## START DATA LINES
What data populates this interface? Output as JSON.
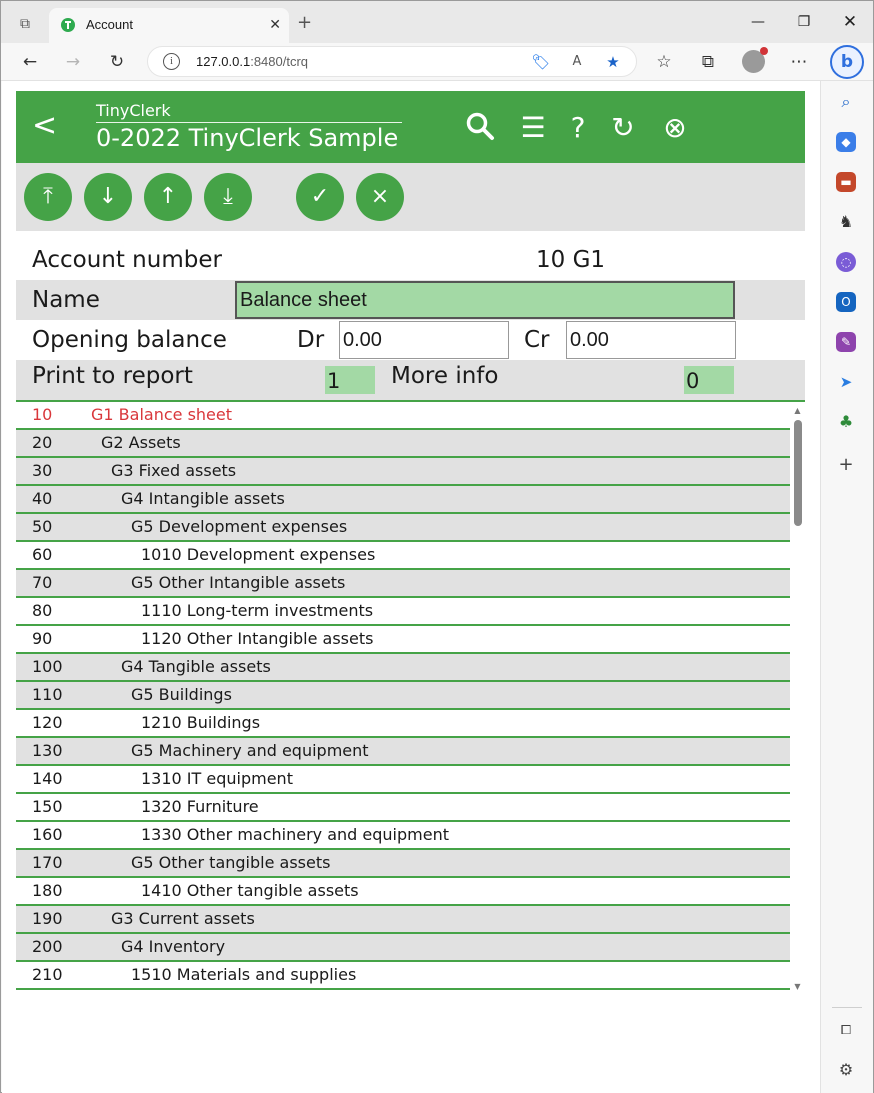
{
  "browser": {
    "tab_title": "Account",
    "url_host": "127.0.0.1",
    "url_rest": ":8480/tcrq",
    "sidebar_icons": [
      "search-icon",
      "tag-icon",
      "toolbox-icon",
      "chess-icon",
      "copilot-icon",
      "outlook-icon",
      "designer-icon",
      "send-icon",
      "tree-icon",
      "plus-icon"
    ]
  },
  "app": {
    "subtitle": "TinyClerk",
    "title": "0-2022 TinyClerk Sample",
    "back_label": "<",
    "help_label": "?",
    "accent": "#45a347"
  },
  "buttons": {
    "first": "⤒",
    "down": "↓",
    "up": "↑",
    "last": "⤓",
    "ok": "✓",
    "cancel": "×"
  },
  "form": {
    "account_number_label": "Account number",
    "account_number_value": "10 G1",
    "name_label": "Name",
    "name_value": "Balance sheet",
    "opening_balance_label": "Opening balance",
    "dr_label": "Dr",
    "dr_value": "0.00",
    "cr_label": "Cr",
    "cr_value": "0.00",
    "print_label": "Print to report",
    "print_value": "1",
    "more_info_label": "More info",
    "more_info_value": "0"
  },
  "accounts": [
    {
      "num": "10",
      "text": "G1 Balance sheet",
      "level": 0,
      "shade": false,
      "selected": true
    },
    {
      "num": "20",
      "text": "G2 Assets",
      "level": 1,
      "shade": true,
      "selected": false
    },
    {
      "num": "30",
      "text": "G3 Fixed assets",
      "level": 2,
      "shade": true,
      "selected": false
    },
    {
      "num": "40",
      "text": "G4 Intangible assets",
      "level": 3,
      "shade": true,
      "selected": false
    },
    {
      "num": "50",
      "text": "G5 Development expenses",
      "level": 4,
      "shade": true,
      "selected": false
    },
    {
      "num": "60",
      "text": "1010 Development expenses",
      "level": 5,
      "shade": false,
      "selected": false
    },
    {
      "num": "70",
      "text": "G5 Other Intangible assets",
      "level": 4,
      "shade": true,
      "selected": false
    },
    {
      "num": "80",
      "text": "1110 Long-term investments",
      "level": 5,
      "shade": false,
      "selected": false
    },
    {
      "num": "90",
      "text": "1120 Other Intangible assets",
      "level": 5,
      "shade": false,
      "selected": false
    },
    {
      "num": "100",
      "text": "G4 Tangible assets",
      "level": 3,
      "shade": true,
      "selected": false
    },
    {
      "num": "110",
      "text": "G5 Buildings",
      "level": 4,
      "shade": true,
      "selected": false
    },
    {
      "num": "120",
      "text": "1210 Buildings",
      "level": 5,
      "shade": false,
      "selected": false
    },
    {
      "num": "130",
      "text": "G5 Machinery and equipment",
      "level": 4,
      "shade": true,
      "selected": false
    },
    {
      "num": "140",
      "text": "1310 IT equipment",
      "level": 5,
      "shade": false,
      "selected": false
    },
    {
      "num": "150",
      "text": "1320 Furniture",
      "level": 5,
      "shade": false,
      "selected": false
    },
    {
      "num": "160",
      "text": "1330 Other machinery and equipment",
      "level": 5,
      "shade": false,
      "selected": false
    },
    {
      "num": "170",
      "text": "G5 Other tangible assets",
      "level": 4,
      "shade": true,
      "selected": false
    },
    {
      "num": "180",
      "text": "1410 Other tangible assets",
      "level": 5,
      "shade": false,
      "selected": false
    },
    {
      "num": "190",
      "text": "G3 Current assets",
      "level": 2,
      "shade": true,
      "selected": false
    },
    {
      "num": "200",
      "text": "G4 Inventory",
      "level": 3,
      "shade": true,
      "selected": false
    },
    {
      "num": "210",
      "text": "1510 Materials and supplies",
      "level": 4,
      "shade": false,
      "selected": false
    }
  ]
}
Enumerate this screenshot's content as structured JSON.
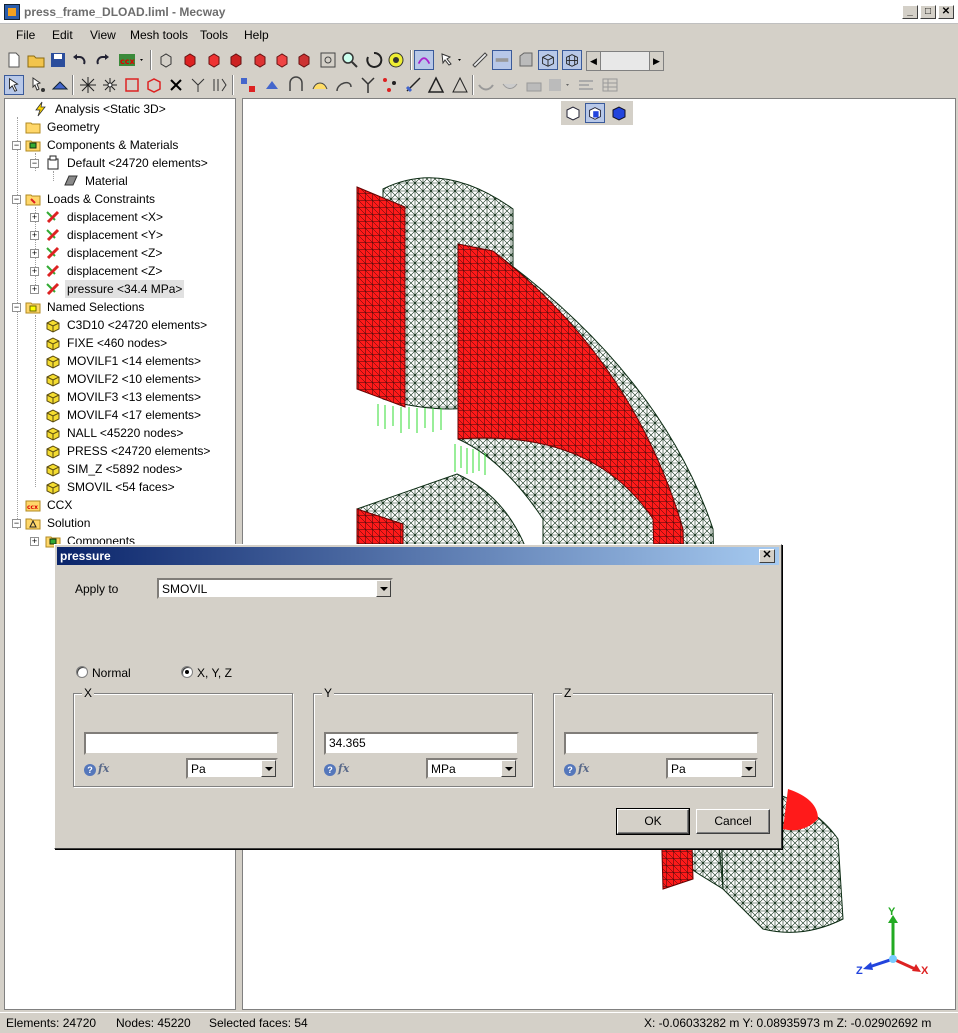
{
  "window": {
    "title": "press_frame_DLOAD.liml - Mecway",
    "controls": [
      "minimize",
      "maximize",
      "close"
    ]
  },
  "menu": [
    "File",
    "Edit",
    "View",
    "Mesh tools",
    "Tools",
    "Help"
  ],
  "tree": {
    "items": [
      {
        "label": "Analysis <Static 3D>",
        "icon": "lightning-icon"
      },
      {
        "label": "Geometry",
        "icon": "folder-icon"
      },
      {
        "label": "Components & Materials",
        "icon": "components-icon"
      },
      {
        "label": "Default <24720 elements>",
        "icon": "component-icon"
      },
      {
        "label": "Material",
        "icon": "material-icon"
      },
      {
        "label": "Loads & Constraints",
        "icon": "loads-folder-icon"
      },
      {
        "label": "displacement <X>",
        "icon": "displacement-icon"
      },
      {
        "label": "displacement <Y>",
        "icon": "displacement-icon"
      },
      {
        "label": "displacement <Z>",
        "icon": "displacement-icon"
      },
      {
        "label": "displacement <Z>",
        "icon": "displacement-icon"
      },
      {
        "label": "pressure <34.4 MPa>",
        "icon": "pressure-icon"
      },
      {
        "label": "Named Selections",
        "icon": "selections-folder-icon"
      },
      {
        "label": "C3D10 <24720 elements>",
        "icon": "selection-icon"
      },
      {
        "label": "FIXE <460 nodes>",
        "icon": "selection-icon"
      },
      {
        "label": "MOVILF1 <14 elements>",
        "icon": "selection-icon"
      },
      {
        "label": "MOVILF2 <10 elements>",
        "icon": "selection-icon"
      },
      {
        "label": "MOVILF3 <13 elements>",
        "icon": "selection-icon"
      },
      {
        "label": "MOVILF4 <17 elements>",
        "icon": "selection-icon"
      },
      {
        "label": "NALL <45220 nodes>",
        "icon": "selection-icon"
      },
      {
        "label": "PRESS <24720 elements>",
        "icon": "selection-icon"
      },
      {
        "label": "SIM_Z <5892 nodes>",
        "icon": "selection-icon"
      },
      {
        "label": "SMOVIL <54 faces>",
        "icon": "selection-icon"
      },
      {
        "label": "CCX",
        "icon": "ccx-icon"
      },
      {
        "label": "Solution",
        "icon": "solution-icon"
      },
      {
        "label": "Components",
        "icon": "components-icon"
      }
    ]
  },
  "dialog": {
    "title": "pressure",
    "apply_to_label": "Apply to",
    "apply_to_value": "SMOVIL",
    "radio_normal": "Normal",
    "radio_xyz": "X, Y, Z",
    "selected_mode": "X, Y, Z",
    "groups": [
      {
        "caption": "X",
        "value": "",
        "unit": "Pa"
      },
      {
        "caption": "Y",
        "value": "34.365",
        "unit": "MPa"
      },
      {
        "caption": "Z",
        "value": "",
        "unit": "Pa"
      }
    ],
    "fx_label": "fx",
    "ok_label": "OK",
    "cancel_label": "Cancel"
  },
  "status": {
    "elements": "Elements: 24720",
    "nodes": "Nodes: 45220",
    "selected": "Selected faces: 54",
    "coords": "X: -0.06033282 m Y: 0.08935973 m Z: -0.02902692 m"
  },
  "triad": {
    "x": "X",
    "y": "Y",
    "z": "Z"
  },
  "colors": {
    "selected_face": "#ff1a1a",
    "mesh": "#0b2a12",
    "constraint": "#33dd33",
    "axis_x": "#dd2222",
    "axis_y": "#22aa22",
    "axis_z": "#2244dd"
  }
}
## END DATA LINES
* _WHAT YOU ARE ASKED TO DO_
In your copy, repeat each record exactly and include no pictures.

* _THE RESPONSE_
What data populates this interface? Output as JSON.
{
  "browser": {
    "tab_title": "Account",
    "url_host": "127.0.0.1",
    "url_rest": ":8480/tcrq",
    "sidebar_icons": [
      "search-icon",
      "tag-icon",
      "toolbox-icon",
      "chess-icon",
      "copilot-icon",
      "outlook-icon",
      "designer-icon",
      "send-icon",
      "tree-icon",
      "plus-icon"
    ]
  },
  "app": {
    "subtitle": "TinyClerk",
    "title": "0-2022 TinyClerk Sample",
    "back_label": "<",
    "help_label": "?",
    "accent": "#45a347"
  },
  "buttons": {
    "first": "⤒",
    "down": "↓",
    "up": "↑",
    "last": "⤓",
    "ok": "✓",
    "cancel": "×"
  },
  "form": {
    "account_number_label": "Account number",
    "account_number_value": "10 G1",
    "name_label": "Name",
    "name_value": "Balance sheet",
    "opening_balance_label": "Opening balance",
    "dr_label": "Dr",
    "dr_value": "0.00",
    "cr_label": "Cr",
    "cr_value": "0.00",
    "print_label": "Print to report",
    "print_value": "1",
    "more_info_label": "More info",
    "more_info_value": "0"
  },
  "accounts": [
    {
      "num": "10",
      "text": "G1 Balance sheet",
      "level": 0,
      "shade": false,
      "selected": true
    },
    {
      "num": "20",
      "text": "G2 Assets",
      "level": 1,
      "shade": true,
      "selected": false
    },
    {
      "num": "30",
      "text": "G3 Fixed assets",
      "level": 2,
      "shade": true,
      "selected": false
    },
    {
      "num": "40",
      "text": "G4 Intangible assets",
      "level": 3,
      "shade": true,
      "selected": false
    },
    {
      "num": "50",
      "text": "G5 Development expenses",
      "level": 4,
      "shade": true,
      "selected": false
    },
    {
      "num": "60",
      "text": "1010 Development expenses",
      "level": 5,
      "shade": false,
      "selected": false
    },
    {
      "num": "70",
      "text": "G5 Other Intangible assets",
      "level": 4,
      "shade": true,
      "selected": false
    },
    {
      "num": "80",
      "text": "1110 Long-term investments",
      "level": 5,
      "shade": false,
      "selected": false
    },
    {
      "num": "90",
      "text": "1120 Other Intangible assets",
      "level": 5,
      "shade": false,
      "selected": false
    },
    {
      "num": "100",
      "text": "G4 Tangible assets",
      "level": 3,
      "shade": true,
      "selected": false
    },
    {
      "num": "110",
      "text": "G5 Buildings",
      "level": 4,
      "shade": true,
      "selected": false
    },
    {
      "num": "120",
      "text": "1210 Buildings",
      "level": 5,
      "shade": false,
      "selected": false
    },
    {
      "num": "130",
      "text": "G5 Machinery and equipment",
      "level": 4,
      "shade": true,
      "selected": false
    },
    {
      "num": "140",
      "text": "1310 IT equipment",
      "level": 5,
      "shade": false,
      "selected": false
    },
    {
      "num": "150",
      "text": "1320 Furniture",
      "level": 5,
      "shade": false,
      "selected": false
    },
    {
      "num": "160",
      "text": "1330 Other machinery and equipment",
      "level": 5,
      "shade": false,
      "selected": false
    },
    {
      "num": "170",
      "text": "G5 Other tangible assets",
      "level": 4,
      "shade": true,
      "selected": false
    },
    {
      "num": "180",
      "text": "1410 Other tangible assets",
      "level": 5,
      "shade": false,
      "selected": false
    },
    {
      "num": "190",
      "text": "G3 Current assets",
      "level": 2,
      "shade": true,
      "selected": false
    },
    {
      "num": "200",
      "text": "G4 Inventory",
      "level": 3,
      "shade": true,
      "selected": false
    },
    {
      "num": "210",
      "text": "1510 Materials and supplies",
      "level": 4,
      "shade": false,
      "selected": false
    }
  ]
}
Enumerate this screenshot's content as structured JSON.
{
  "window": {
    "title": "press_frame_DLOAD.liml - Mecway",
    "controls": [
      "minimize",
      "maximize",
      "close"
    ]
  },
  "menu": [
    "File",
    "Edit",
    "View",
    "Mesh tools",
    "Tools",
    "Help"
  ],
  "tree": {
    "items": [
      {
        "label": "Analysis <Static 3D>",
        "icon": "lightning-icon"
      },
      {
        "label": "Geometry",
        "icon": "folder-icon"
      },
      {
        "label": "Components & Materials",
        "icon": "components-icon"
      },
      {
        "label": "Default <24720 elements>",
        "icon": "component-icon"
      },
      {
        "label": "Material",
        "icon": "material-icon"
      },
      {
        "label": "Loads & Constraints",
        "icon": "loads-folder-icon"
      },
      {
        "label": "displacement <X>",
        "icon": "displacement-icon"
      },
      {
        "label": "displacement <Y>",
        "icon": "displacement-icon"
      },
      {
        "label": "displacement <Z>",
        "icon": "displacement-icon"
      },
      {
        "label": "displacement <Z>",
        "icon": "displacement-icon"
      },
      {
        "label": "pressure <34.4 MPa>",
        "icon": "pressure-icon"
      },
      {
        "label": "Named Selections",
        "icon": "selections-folder-icon"
      },
      {
        "label": "C3D10 <24720 elements>",
        "icon": "selection-icon"
      },
      {
        "label": "FIXE <460 nodes>",
        "icon": "selection-icon"
      },
      {
        "label": "MOVILF1 <14 elements>",
        "icon": "selection-icon"
      },
      {
        "label": "MOVILF2 <10 elements>",
        "icon": "selection-icon"
      },
      {
        "label": "MOVILF3 <13 elements>",
        "icon": "selection-icon"
      },
      {
        "label": "MOVILF4 <17 elements>",
        "icon": "selection-icon"
      },
      {
        "label": "NALL <45220 nodes>",
        "icon": "selection-icon"
      },
      {
        "label": "PRESS <24720 elements>",
        "icon": "selection-icon"
      },
      {
        "label": "SIM_Z <5892 nodes>",
        "icon": "selection-icon"
      },
      {
        "label": "SMOVIL <54 faces>",
        "icon": "selection-icon"
      },
      {
        "label": "CCX",
        "icon": "ccx-icon"
      },
      {
        "label": "Solution",
        "icon": "solution-icon"
      },
      {
        "label": "Components",
        "icon": "components-icon"
      }
    ]
  },
  "dialog": {
    "title": "pressure",
    "apply_to_label": "Apply to",
    "apply_to_value": "SMOVIL",
    "radio_normal": "Normal",
    "radio_xyz": "X, Y, Z",
    "selected_mode": "X, Y, Z",
    "groups": [
      {
        "caption": "X",
        "value": "",
        "unit": "Pa"
      },
      {
        "caption": "Y",
        "value": "34.365",
        "unit": "MPa"
      },
      {
        "caption": "Z",
        "value": "",
        "unit": "Pa"
      }
    ],
    "fx_label": "fx",
    "ok_label": "OK",
    "cancel_label": "Cancel"
  },
  "status": {
    "elements": "Elements: 24720",
    "nodes": "Nodes: 45220",
    "selected": "Selected faces: 54",
    "coords": "X: -0.06033282 m Y: 0.08935973 m Z: -0.02902692 m"
  },
  "triad": {
    "x": "X",
    "y": "Y",
    "z": "Z"
  },
  "colors": {
    "selected_face": "#ff1a1a",
    "mesh": "#0b2a12",
    "constraint": "#33dd33",
    "axis_x": "#dd2222",
    "axis_y": "#22aa22",
    "axis_z": "#2244dd"
  }
}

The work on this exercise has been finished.